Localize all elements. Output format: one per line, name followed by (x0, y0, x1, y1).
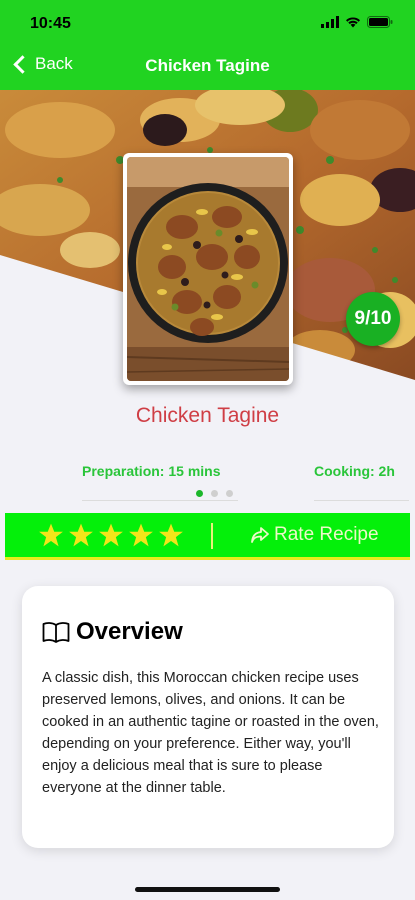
overview-title: Overview (76, 618, 183, 645)
status-time: 10:45 (30, 15, 71, 32)
cooking-time: Cooking: 2h (314, 463, 395, 479)
overview-card: Overview A classic dish, this Moroccan c… (22, 586, 394, 848)
overview-description: A classic dish, this Moroccan chicken re… (42, 670, 379, 796)
rate-recipe-button[interactable]: Rate Recipe (250, 524, 379, 546)
star-icon[interactable] (128, 522, 154, 548)
rating-divider (211, 523, 213, 549)
page-dot (226, 490, 233, 497)
rate-recipe-label: Rate Recipe (274, 524, 379, 545)
skillet-image (127, 157, 289, 381)
battery-icon (367, 16, 393, 28)
page-dot (211, 490, 218, 497)
page-indicator[interactable] (196, 490, 233, 497)
navigation-bar: Back Chicken Tagine (0, 44, 415, 90)
nav-title: Chicken Tagine (145, 56, 270, 75)
star-rating[interactable] (38, 522, 184, 548)
status-icons (321, 16, 393, 28)
preparation-time: Preparation: 15 mins (82, 463, 221, 479)
recipe-thumbnail[interactable] (123, 153, 293, 385)
wifi-icon (346, 17, 360, 28)
cooking-underline (314, 500, 409, 501)
star-icon[interactable] (98, 522, 124, 548)
preparation-underline (82, 500, 238, 501)
score-badge: 9/10 (346, 292, 400, 346)
recipe-title: Chicken Tagine (135, 404, 280, 427)
home-indicator[interactable] (135, 887, 280, 892)
page-dot-active (196, 490, 203, 497)
overview-header: Overview (42, 618, 183, 646)
cellular-icon (321, 16, 339, 28)
book-icon (42, 622, 70, 643)
status-bar: 10:45 (0, 0, 415, 44)
rating-bar: Rate Recipe (5, 513, 410, 560)
star-icon[interactable] (68, 522, 94, 548)
star-icon[interactable] (38, 522, 64, 548)
star-icon[interactable] (158, 522, 184, 548)
share-arrow-icon (251, 527, 269, 543)
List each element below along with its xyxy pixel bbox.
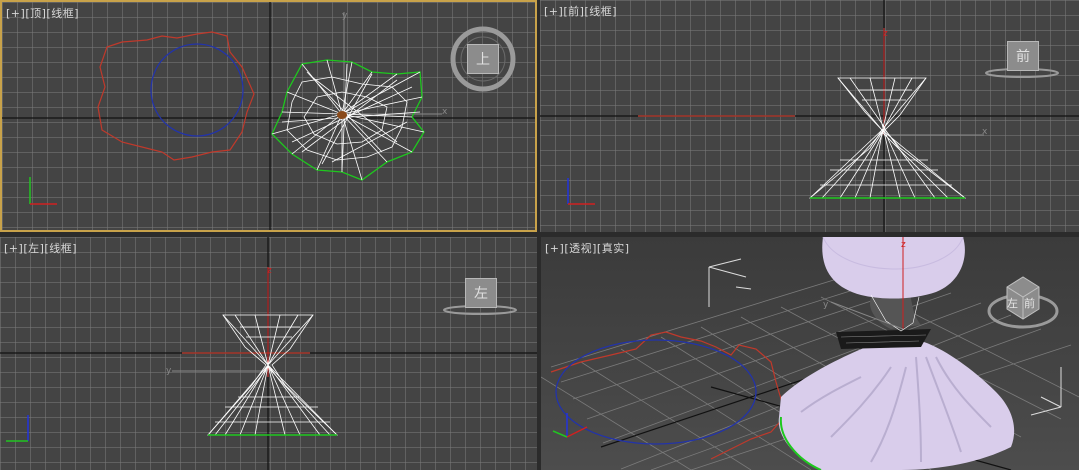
viewcube-ring [987,276,1059,329]
front-axis-x-label: x [982,127,988,137]
viewcube-face-front[interactable]: 前 [1007,41,1039,71]
red-spline-perspective [550,331,787,460]
viewport-perspective[interactable]: [+][透视][真实] z y 左 前 [541,237,1079,470]
viewport-label-perspective[interactable]: [+][透视][真实] [545,240,630,256]
red-spline-shape [97,31,255,161]
viewport-label-front[interactable]: [+][前][线框] [544,3,617,19]
viewcube-face-persp-front[interactable]: 前 [1024,295,1035,311]
persp-axis-z-label: z [901,240,906,250]
viewport-view-name[interactable]: [前] [563,5,584,18]
top-axis-x-label: x [442,107,448,117]
viewcube-face-persp-left[interactable]: 左 [1007,295,1018,311]
axis-tripod-top [29,177,57,205]
viewcube-perspective[interactable]: 左 前 [985,269,1061,331]
viewport-menu-plus[interactable]: [+] [4,242,23,255]
viewport-label-left[interactable]: [+][左][线框] [4,240,77,256]
viewport-view-name[interactable]: [透视] [564,242,597,255]
shaded-mesh-perspective [778,237,1015,470]
left-axis-z-label: z [267,266,272,276]
viewport-menu-plus[interactable]: [+] [6,7,25,20]
left-axis-y-label: y [166,366,172,376]
viewport-left[interactable]: [+][左][线框] z y 左 [0,237,537,470]
blue-circle-shape [150,43,244,137]
viewcube-face-top[interactable]: 上 [467,44,499,74]
front-view-scene: z x [540,0,1079,232]
viewcube-front[interactable]: 前 [984,38,1064,80]
viewport-shading-mode[interactable]: [真实] [597,242,630,255]
viewport-menu-plus[interactable]: [+] [545,242,564,255]
viewport-shading-mode[interactable]: [线框] [46,7,79,20]
viewport-front[interactable]: [+][前][线框] z x 前 [540,0,1079,232]
viewport-top[interactable]: [+][顶][线框] y x 上 [0,0,537,232]
viewcube-face-left[interactable]: 左 [465,278,497,308]
wireframe-mesh-top [271,59,425,181]
viewport-view-name[interactable]: [左] [23,242,44,255]
viewport-view-name[interactable]: [顶] [25,7,46,20]
viewport-shading-mode[interactable]: [线框] [44,242,77,255]
viewcube-top[interactable]: 上 [448,24,518,94]
axis-tripod-perspective [552,413,588,438]
wireframe-hourglass-left [207,314,338,436]
top-axis-y-label: y [342,11,348,21]
wireframe-hourglass-front [808,77,967,199]
persp-axis-y-label: y [823,300,829,310]
viewcube-left[interactable]: 左 [442,275,522,317]
axis-tripod-left [6,415,29,442]
viewport-menu-plus[interactable]: [+] [544,5,563,18]
front-axis-z-label: z [883,29,888,39]
viewport-label-top[interactable]: [+][顶][线框] [6,5,79,21]
viewport-shading-mode[interactable]: [线框] [584,5,617,18]
left-view-scene: z y [0,237,537,470]
axis-tripod-front [567,178,595,205]
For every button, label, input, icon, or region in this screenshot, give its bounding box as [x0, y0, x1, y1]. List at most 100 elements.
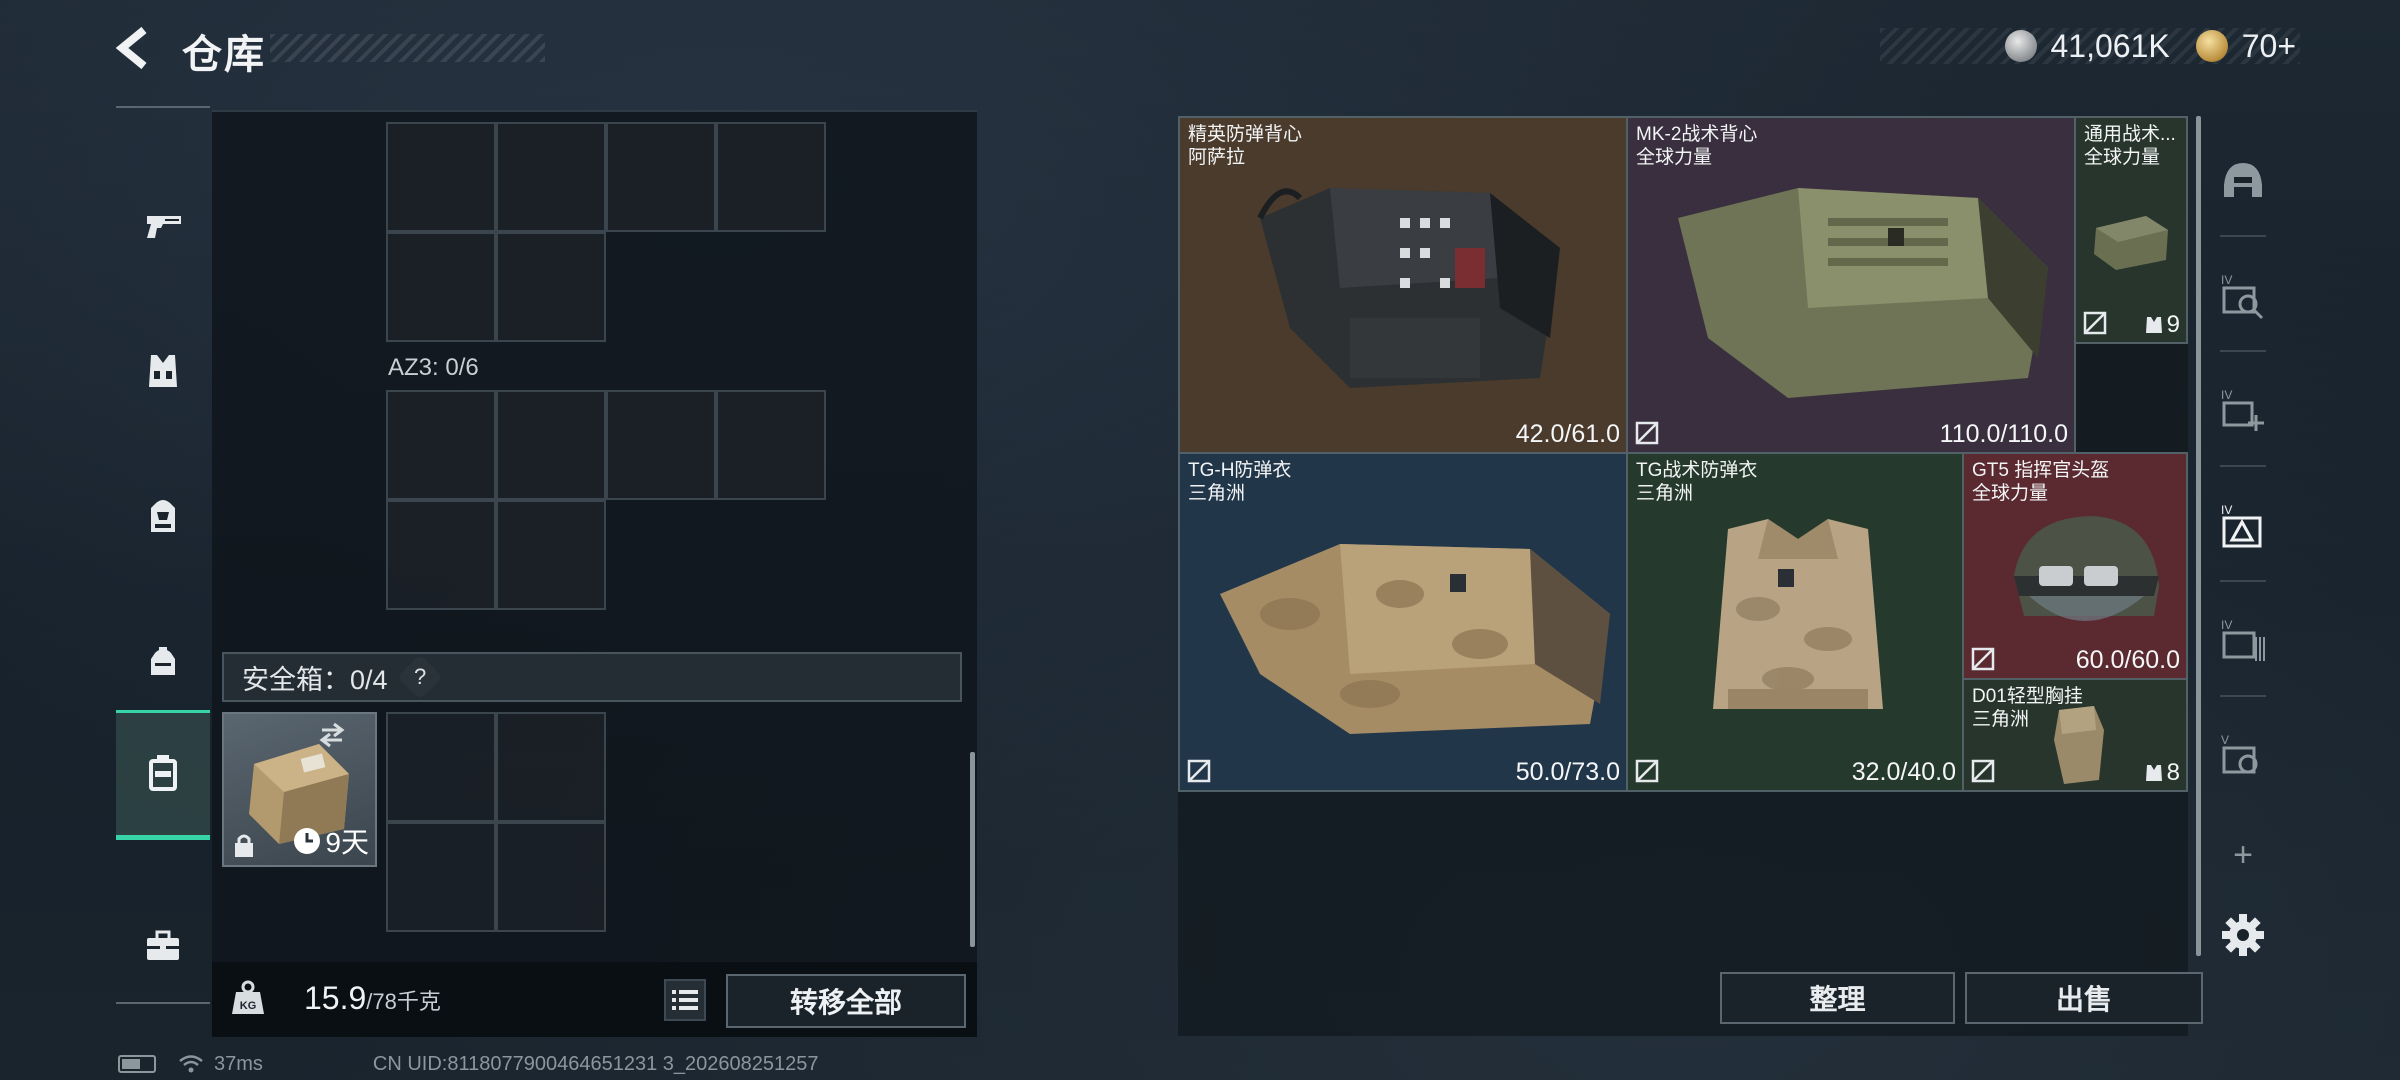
safe-box-slot[interactable]: [496, 712, 606, 822]
back-button[interactable]: [110, 24, 158, 72]
sidebar-item-backpack[interactable]: [116, 451, 210, 581]
pouch-image: [2094, 216, 2168, 270]
currency-bar: 41,061K 70+: [1880, 28, 2300, 64]
sort-button[interactable]: 整理: [1720, 972, 1955, 1024]
no-insure-icon: [1971, 647, 1995, 671]
backpack-icon: [151, 500, 175, 532]
list-icon: [672, 990, 698, 1010]
storage-slot[interactable]: [386, 122, 496, 232]
helmet-icon: [2224, 163, 2262, 197]
rental-time-remaining: 9天: [293, 821, 369, 861]
storage-slot[interactable]: [496, 500, 606, 610]
storage-slot[interactable]: [496, 390, 606, 500]
filter-iv-add[interactable]: IV: [2208, 365, 2278, 455]
help-icon[interactable]: ?: [396, 654, 443, 700]
title-decoration: [270, 34, 545, 62]
item-tile-d01-chest-rig[interactable]: D01轻型胸挂 三角洲 8: [1962, 678, 2188, 792]
storage-slot[interactable]: [716, 390, 826, 500]
iv-bag-icon: IV: [2221, 618, 2265, 661]
item-tile-tg-h-armor[interactable]: TG-H防弹衣 三角洲 50.0/73.0: [1178, 452, 1628, 792]
storage-slot[interactable]: [716, 122, 826, 232]
safe-box-slot[interactable]: [496, 822, 606, 932]
silver-coin-icon: [2004, 30, 2037, 62]
add-icon: +: [2233, 835, 2253, 874]
item-tile-mk2-vest[interactable]: MK-2战术背心 全球力量 110.0/110.0: [1626, 116, 2076, 454]
safe-box-icon: [149, 754, 177, 791]
item-durability: 110.0/110.0: [1939, 420, 2068, 448]
item-name-label: 通用战术... 全球力量: [2084, 124, 2176, 168]
storage-slot[interactable]: [496, 232, 606, 342]
left-category-sidebar: [116, 106, 210, 1006]
safe-box-header: 安全箱：0/4 ?: [222, 652, 962, 702]
item-durability: 60.0/60.0: [2075, 646, 2180, 674]
weight-bar: KG 15.9/78千克 转移全部: [212, 962, 977, 1037]
weight-icon: KG: [232, 980, 264, 1014]
armor-image: [1713, 519, 1883, 709]
sidebar-item-safe-box[interactable]: [116, 710, 210, 840]
clock-icon: [294, 828, 321, 854]
add-filter-button[interactable]: +: [2208, 810, 2278, 900]
item-tile-tg-armor[interactable]: TG战术防弹衣 三角洲 32.0/40.0: [1626, 452, 1964, 792]
sell-button[interactable]: 出售: [1965, 972, 2203, 1024]
vest-image: [1678, 188, 2048, 398]
page-title: 仓库: [182, 33, 266, 77]
svg-text:V: V: [2221, 733, 2229, 747]
safe-box-slot[interactable]: [386, 712, 496, 822]
storage-slot[interactable]: [386, 500, 496, 610]
sidebar-item-weapons[interactable]: [116, 161, 210, 291]
transfer-all-button[interactable]: 转移全部: [726, 974, 966, 1028]
item-stack: 8: [2144, 759, 2180, 787]
v-vest-icon: V: [2221, 733, 2258, 774]
sidebar-item-pouch[interactable]: [116, 596, 210, 726]
filter-helmet[interactable]: [2208, 135, 2278, 225]
settings-button[interactable]: [2208, 890, 2278, 980]
no-insure-icon: [1187, 759, 1211, 783]
filter-iv-bag[interactable]: IV: [2208, 595, 2278, 685]
helmet-image: [2014, 516, 2159, 621]
svg-text:IV: IV: [2221, 618, 2232, 632]
storage-panel: AZ3: 0/6 安全箱：0/4 ? 9天 KG 15.9/78千克 转移全部: [212, 110, 977, 1037]
item-durability: 50.0/73.0: [1515, 758, 1620, 786]
item-tile-gt5-helmet[interactable]: GT5 指挥官头盔 全球力量 60.0/60.0: [1962, 452, 2188, 680]
vest-icon: [149, 355, 177, 387]
item-tile-tactical-pouch[interactable]: 通用战术... 全球力量 9: [2074, 116, 2188, 344]
vest-image: [1257, 188, 1560, 388]
item-tile-elite-vest[interactable]: 精英防弹背心 阿萨拉 42.0/61.0: [1178, 116, 1628, 454]
iv-armor-icon: IV: [2221, 503, 2262, 548]
gold-coin-icon: [2195, 30, 2228, 62]
sidebar-item-case[interactable]: [116, 881, 210, 1011]
vest-small-icon: [2145, 765, 2162, 781]
no-insure-icon: [1635, 421, 1659, 445]
storage-slot[interactable]: [496, 122, 606, 232]
gold-currency-value: 70+: [2241, 27, 2296, 64]
list-view-button[interactable]: [664, 979, 706, 1021]
az3-capacity-label: AZ3: 0/6: [388, 354, 479, 381]
filter-iv-armor[interactable]: IV: [2208, 480, 2278, 570]
lock-icon: [235, 834, 253, 857]
svg-text:IV: IV: [2221, 273, 2232, 287]
filter-iv-vest[interactable]: IV: [2208, 250, 2278, 340]
item-name-label: TG-H防弹衣 三角洲: [1188, 460, 1292, 504]
secure-case-item[interactable]: 9天: [222, 712, 377, 867]
briefcase-icon: [147, 930, 179, 960]
sidebar-item-chest-rig[interactable]: [116, 306, 210, 436]
svg-text:IV: IV: [2221, 388, 2232, 402]
storage-slot[interactable]: [386, 232, 496, 342]
svg-text:KG: KG: [240, 1000, 257, 1012]
filter-v-vest[interactable]: V: [2208, 710, 2278, 800]
safe-box-slot[interactable]: [386, 822, 496, 932]
storage-slot[interactable]: [606, 390, 716, 500]
inventory-scrollbar[interactable]: [2196, 116, 2201, 956]
weight-value: 15.9/78千克: [304, 980, 441, 1017]
storage-scrollbar[interactable]: [970, 752, 975, 947]
weight-max: /78千克: [366, 989, 441, 1014]
pouch-icon: [151, 647, 175, 675]
no-insure-icon: [2083, 311, 2107, 335]
iv-add-icon: IV: [2221, 388, 2264, 431]
storage-slot[interactable]: [606, 122, 716, 232]
storage-slot[interactable]: [386, 390, 496, 500]
gear-icon: [2222, 914, 2264, 956]
item-durability: 32.0/40.0: [1851, 758, 1956, 786]
ping-value: 37ms: [214, 1052, 263, 1075]
wifi-icon: [179, 1055, 203, 1073]
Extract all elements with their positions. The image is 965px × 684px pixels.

- [AIM]: List every line of the entries above that contains the string "this", matching case exactly.

- [COMPLETE OUTPUT]:
overview-card: Overview A classic dish, this Moroccan c… (22, 586, 394, 848)
overview-description: A classic dish, this Moroccan chicken re… (42, 670, 379, 796)
For every button, label, input, icon, or region in this screenshot, give its bounding box as [x0, y0, x1, y1]. List at most 100 elements.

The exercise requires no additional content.